#### THE PROBLEM
Pictures aside, quote the whole listing exactly.

#### MATERIAL
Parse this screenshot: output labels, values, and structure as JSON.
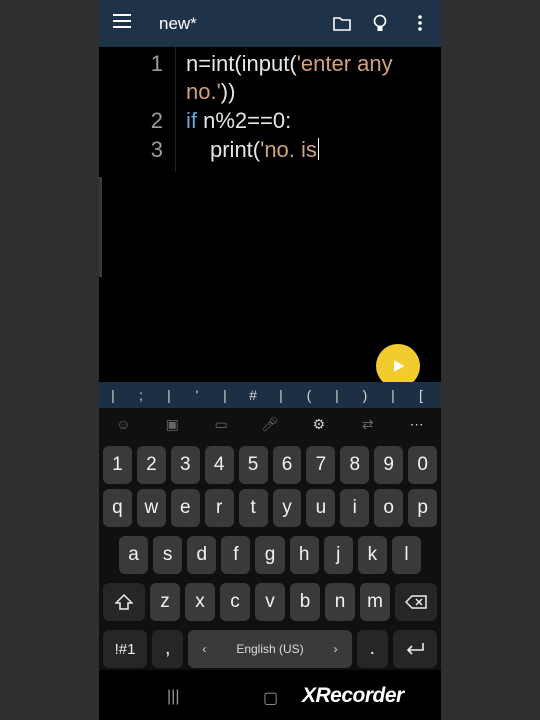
{
  "appbar": {
    "title": "new*"
  },
  "editor": {
    "line_numbers": [
      "1",
      "2",
      "3"
    ],
    "lines": {
      "l1_prefix": "n=int(input(",
      "l1_str": "'enter any",
      "l1b_str": "no.'",
      "l1b_suffix": "))",
      "l2_kw": "if",
      "l2_rest": " n%2==0:",
      "l3_prefix": "print(",
      "l3_str": "'no. is"
    }
  },
  "symbol_row": [
    "|",
    ";",
    "|",
    "'",
    "|",
    "#",
    "|",
    "(",
    "|",
    ")",
    "|",
    "["
  ],
  "keyboard": {
    "row_numbers": [
      "1",
      "2",
      "3",
      "4",
      "5",
      "6",
      "7",
      "8",
      "9",
      "0"
    ],
    "row_q": [
      "q",
      "w",
      "e",
      "r",
      "t",
      "y",
      "u",
      "i",
      "o",
      "p"
    ],
    "row_a": [
      "a",
      "s",
      "d",
      "f",
      "g",
      "h",
      "j",
      "k",
      "l"
    ],
    "row_z": [
      "z",
      "x",
      "c",
      "v",
      "b",
      "n",
      "m"
    ],
    "sym_key": "!#1",
    "comma_key": ",",
    "space_label": "English (US)",
    "period_key": "."
  },
  "watermark": "XRecorder"
}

#### FINISHED EXERCISE
Parse this screenshot: output labels, values, and structure as JSON.
{
  "appbar": {
    "title": "new*"
  },
  "editor": {
    "line_numbers": [
      "1",
      "2",
      "3"
    ],
    "lines": {
      "l1_prefix": "n=int(input(",
      "l1_str": "'enter any",
      "l1b_str": "no.'",
      "l1b_suffix": "))",
      "l2_kw": "if",
      "l2_rest": " n%2==0:",
      "l3_prefix": "print(",
      "l3_str": "'no. is"
    }
  },
  "symbol_row": [
    "|",
    ";",
    "|",
    "'",
    "|",
    "#",
    "|",
    "(",
    "|",
    ")",
    "|",
    "["
  ],
  "keyboard": {
    "row_numbers": [
      "1",
      "2",
      "3",
      "4",
      "5",
      "6",
      "7",
      "8",
      "9",
      "0"
    ],
    "row_q": [
      "q",
      "w",
      "e",
      "r",
      "t",
      "y",
      "u",
      "i",
      "o",
      "p"
    ],
    "row_a": [
      "a",
      "s",
      "d",
      "f",
      "g",
      "h",
      "j",
      "k",
      "l"
    ],
    "row_z": [
      "z",
      "x",
      "c",
      "v",
      "b",
      "n",
      "m"
    ],
    "sym_key": "!#1",
    "comma_key": ",",
    "space_label": "English (US)",
    "period_key": "."
  },
  "watermark": "XRecorder"
}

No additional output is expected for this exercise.